▶ _What you will do_
Tally the lines containing the word "down", and report the tally alone.

[Dataset entries]
--------------------------------

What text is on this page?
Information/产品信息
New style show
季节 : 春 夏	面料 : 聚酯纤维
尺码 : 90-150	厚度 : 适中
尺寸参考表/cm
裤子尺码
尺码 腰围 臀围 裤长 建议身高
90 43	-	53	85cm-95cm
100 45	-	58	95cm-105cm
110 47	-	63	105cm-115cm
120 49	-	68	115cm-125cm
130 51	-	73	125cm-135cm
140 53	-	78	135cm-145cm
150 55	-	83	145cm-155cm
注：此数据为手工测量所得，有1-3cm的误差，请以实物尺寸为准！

--------------------------------

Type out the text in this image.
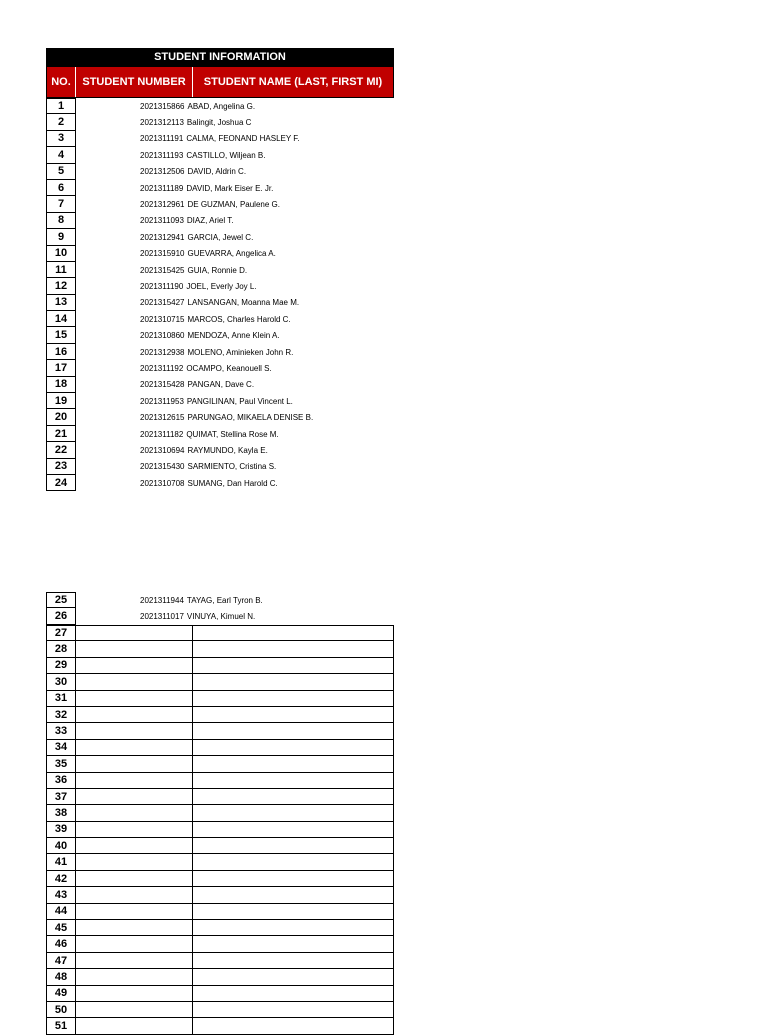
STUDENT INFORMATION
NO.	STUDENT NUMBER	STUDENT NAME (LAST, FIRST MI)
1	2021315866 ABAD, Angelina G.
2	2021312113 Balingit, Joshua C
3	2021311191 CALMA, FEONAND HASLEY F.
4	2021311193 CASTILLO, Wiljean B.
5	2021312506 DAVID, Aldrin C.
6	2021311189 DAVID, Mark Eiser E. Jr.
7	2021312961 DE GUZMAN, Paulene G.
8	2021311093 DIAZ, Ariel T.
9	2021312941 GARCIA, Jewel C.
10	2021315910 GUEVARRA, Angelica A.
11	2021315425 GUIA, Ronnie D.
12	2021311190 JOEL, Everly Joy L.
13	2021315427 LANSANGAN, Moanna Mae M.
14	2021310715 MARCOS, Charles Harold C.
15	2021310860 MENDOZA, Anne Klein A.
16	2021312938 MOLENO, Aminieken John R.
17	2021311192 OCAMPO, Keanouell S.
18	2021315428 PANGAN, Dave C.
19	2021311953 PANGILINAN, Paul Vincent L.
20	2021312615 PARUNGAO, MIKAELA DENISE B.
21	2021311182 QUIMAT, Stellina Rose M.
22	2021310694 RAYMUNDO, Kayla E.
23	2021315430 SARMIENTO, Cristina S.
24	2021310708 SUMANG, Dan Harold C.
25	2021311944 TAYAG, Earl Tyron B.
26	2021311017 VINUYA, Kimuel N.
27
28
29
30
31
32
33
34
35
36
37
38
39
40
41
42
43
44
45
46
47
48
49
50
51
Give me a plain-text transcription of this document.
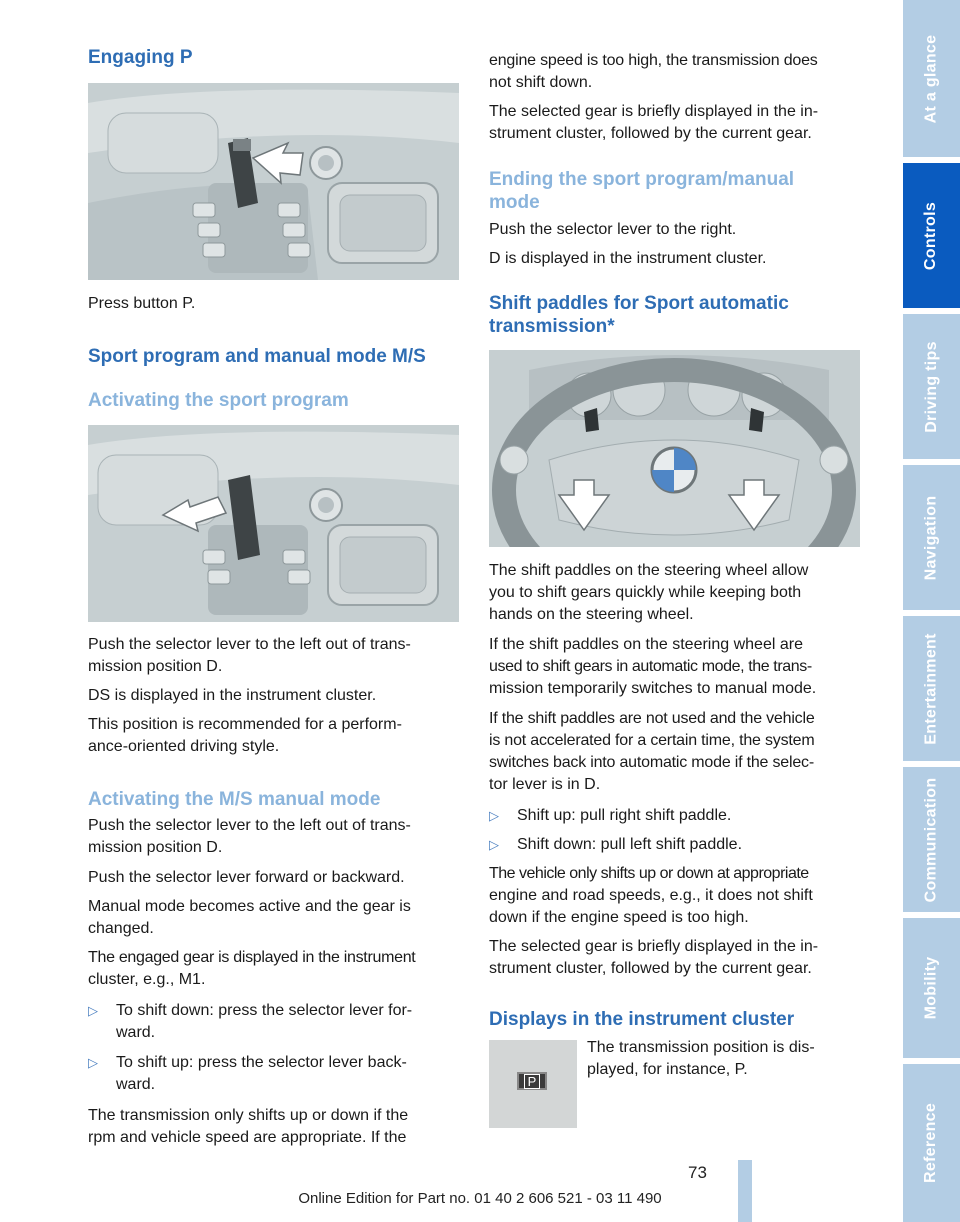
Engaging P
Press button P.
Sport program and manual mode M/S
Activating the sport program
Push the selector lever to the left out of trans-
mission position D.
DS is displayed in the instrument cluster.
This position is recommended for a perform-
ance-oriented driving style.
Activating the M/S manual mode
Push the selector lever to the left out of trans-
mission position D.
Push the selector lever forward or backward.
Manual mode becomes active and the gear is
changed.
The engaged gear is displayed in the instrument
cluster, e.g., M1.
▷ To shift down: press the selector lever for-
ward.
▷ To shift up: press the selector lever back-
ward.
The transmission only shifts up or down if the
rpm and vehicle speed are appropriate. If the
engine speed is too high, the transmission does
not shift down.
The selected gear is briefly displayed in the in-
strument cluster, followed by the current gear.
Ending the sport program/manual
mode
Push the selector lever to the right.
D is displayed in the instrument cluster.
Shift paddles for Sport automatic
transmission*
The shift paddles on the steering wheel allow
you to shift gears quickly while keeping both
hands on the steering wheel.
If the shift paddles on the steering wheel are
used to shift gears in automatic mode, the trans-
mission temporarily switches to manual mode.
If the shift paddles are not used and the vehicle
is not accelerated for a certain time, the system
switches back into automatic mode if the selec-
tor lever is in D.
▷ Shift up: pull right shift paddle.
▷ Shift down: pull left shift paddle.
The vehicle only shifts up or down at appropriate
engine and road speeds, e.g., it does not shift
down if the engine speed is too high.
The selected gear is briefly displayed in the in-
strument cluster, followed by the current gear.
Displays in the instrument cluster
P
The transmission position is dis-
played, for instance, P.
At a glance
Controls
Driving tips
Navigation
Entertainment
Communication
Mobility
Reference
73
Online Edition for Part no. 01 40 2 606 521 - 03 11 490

--------------------------------

▶ _Response to this task_
6